> **Task requirements**: Transcribe every entry below word for word, but skip the pictures.

> **Data section**:
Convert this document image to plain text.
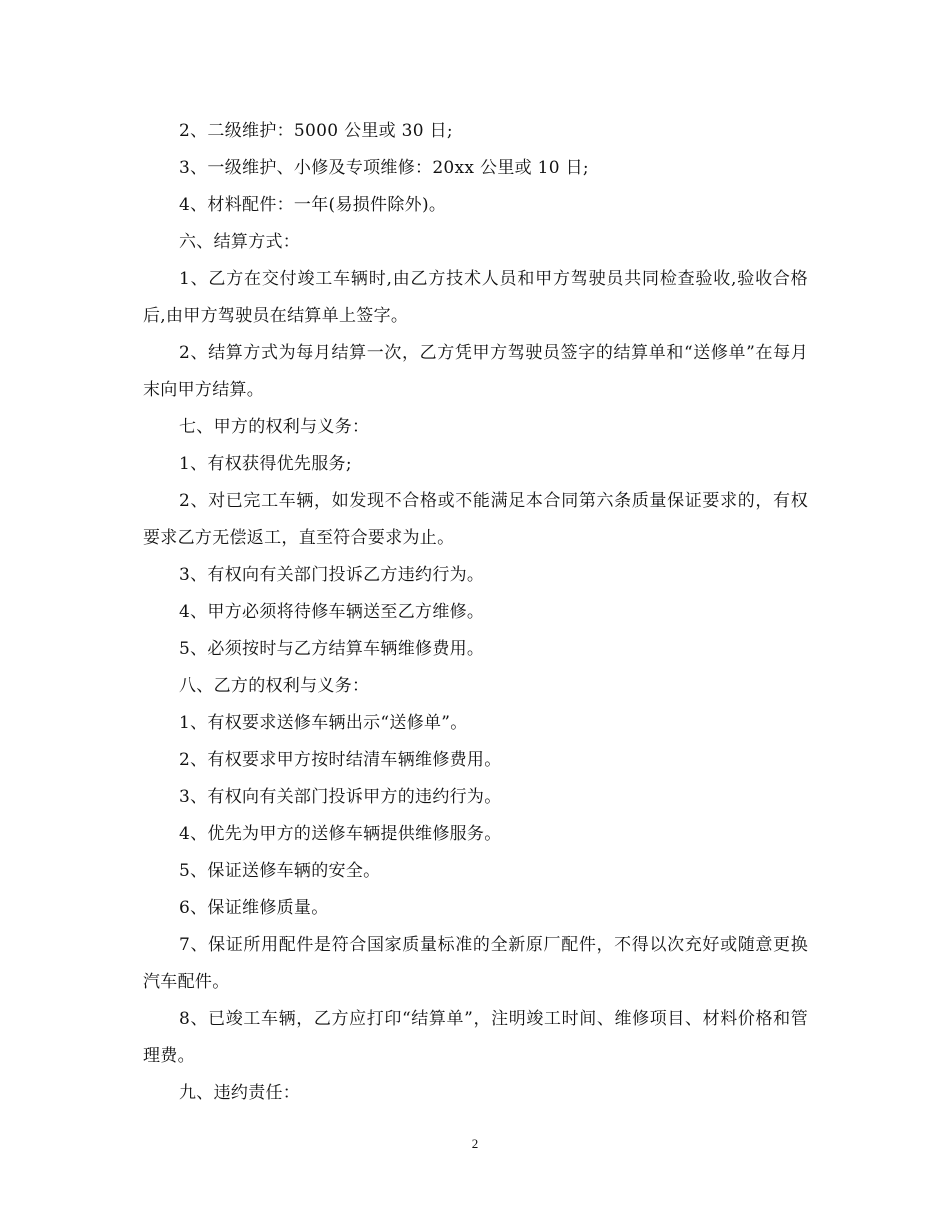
2、二级维护：5000 公里或 30 日;

3、一级维护、小修及专项维修：20xx 公里或 10 日;

4、材料配件：一年(易损件除外)。

六、结算方式：

1、乙方在交付竣工车辆时,由乙方技术人员和甲方驾驶员共同检查验收,验收合格后,由甲方驾驶员在结算单上签字。

2、结算方式为每月结算一次，乙方凭甲方驾驶员签字的结算单和“送修单”在每月末向甲方结算。

七、甲方的权利与义务：

1、有权获得优先服务;

2、对已完工车辆，如发现不合格或不能满足本合同第六条质量保证要求的，有权要求乙方无偿返工，直至符合要求为止。

3、有权向有关部门投诉乙方违约行为。

4、甲方必须将待修车辆送至乙方维修。

5、必须按时与乙方结算车辆维修费用。

八、乙方的权利与义务：

1、有权要求送修车辆出示“送修单”。

2、有权要求甲方按时结清车辆维修费用。

3、有权向有关部门投诉甲方的违约行为。

4、优先为甲方的送修车辆提供维修服务。

5、保证送修车辆的安全。

6、保证维修质量。

7、保证所用配件是符合国家质量标准的全新原厂配件，不得以次充好或随意更换汽车配件。

8、已竣工车辆，乙方应打印“结算单”，注明竣工时间、维修项目、材料价格和管理费。

九、违约责任：

2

> **Exercise solution**:
Convert this document image to plain text.
2、二级维护：5000 公里或 30 日;

3、一级维护、小修及专项维修：20xx 公里或 10 日;

4、材料配件：一年(易损件除外)。

六、结算方式：

1、乙方在交付竣工车辆时,由乙方技术人员和甲方驾驶员共同检查验收,验收合格后,由甲方驾驶员在结算单上签字。

2、结算方式为每月结算一次，乙方凭甲方驾驶员签字的结算单和“送修单”在每月末向甲方结算。

七、甲方的权利与义务：

1、有权获得优先服务;

2、对已完工车辆，如发现不合格或不能满足本合同第六条质量保证要求的，有权要求乙方无偿返工，直至符合要求为止。

3、有权向有关部门投诉乙方违约行为。

4、甲方必须将待修车辆送至乙方维修。

5、必须按时与乙方结算车辆维修费用。

八、乙方的权利与义务：

1、有权要求送修车辆出示“送修单”。

2、有权要求甲方按时结清车辆维修费用。

3、有权向有关部门投诉甲方的违约行为。

4、优先为甲方的送修车辆提供维修服务。

5、保证送修车辆的安全。

6、保证维修质量。

7、保证所用配件是符合国家质量标准的全新原厂配件，不得以次充好或随意更换汽车配件。

8、已竣工车辆，乙方应打印“结算单”，注明竣工时间、维修项目、材料价格和管理费。

九、违约责任：

2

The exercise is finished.